==== SOURCE MATERIAL

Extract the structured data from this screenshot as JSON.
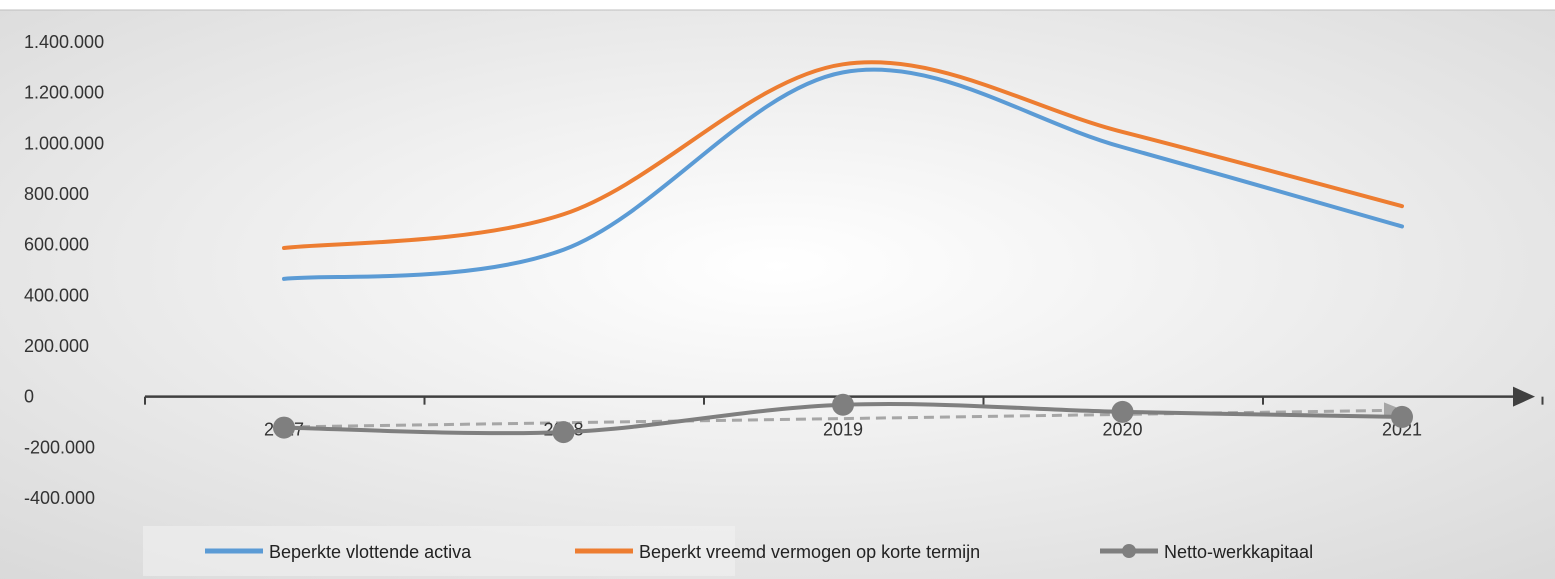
{
  "chart_data": {
    "type": "line",
    "categories": [
      "2017",
      "2018",
      "2019",
      "2020",
      "2021"
    ],
    "series": [
      {
        "name": "Beperkte vlottende activa",
        "values": [
          465000,
          580000,
          1280000,
          985000,
          672000
        ],
        "color": "#5b9bd5",
        "marker": false
      },
      {
        "name": "Beperkt vreemd vermogen op korte termijn",
        "values": [
          587000,
          720000,
          1312000,
          1045000,
          752000
        ],
        "color": "#ed7d31",
        "marker": false
      },
      {
        "name": "Netto-werkkapitaal",
        "values": [
          -122000,
          -140000,
          -32000,
          -60000,
          -80000
        ],
        "color": "#7f7f7f",
        "marker": true
      }
    ],
    "trendline": {
      "of_series": "Netto-werkkapitaal",
      "color": "#a6a6a6",
      "dashed": true
    },
    "y_ticks": [
      "1.400.000",
      "1.200.000",
      "1.000.000",
      "800.000",
      "600.000",
      "400.000",
      "200.000",
      "0",
      "-200.000",
      "-400.000"
    ],
    "ylim": [
      -400000,
      1400000
    ],
    "smooth": true,
    "legend_position": "bottom",
    "background": {
      "center": "#ffffff",
      "edge": "#d9d9d9"
    }
  }
}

========

### [REQUEST]
In the entries above, find each line with the word "color" and copy it.

### [REPLY TO THE EXERCISE]
        "color": "#5b9bd5",
        "color": "#ed7d31",
        "color": "#7f7f7f",
      "color": "#a6a6a6",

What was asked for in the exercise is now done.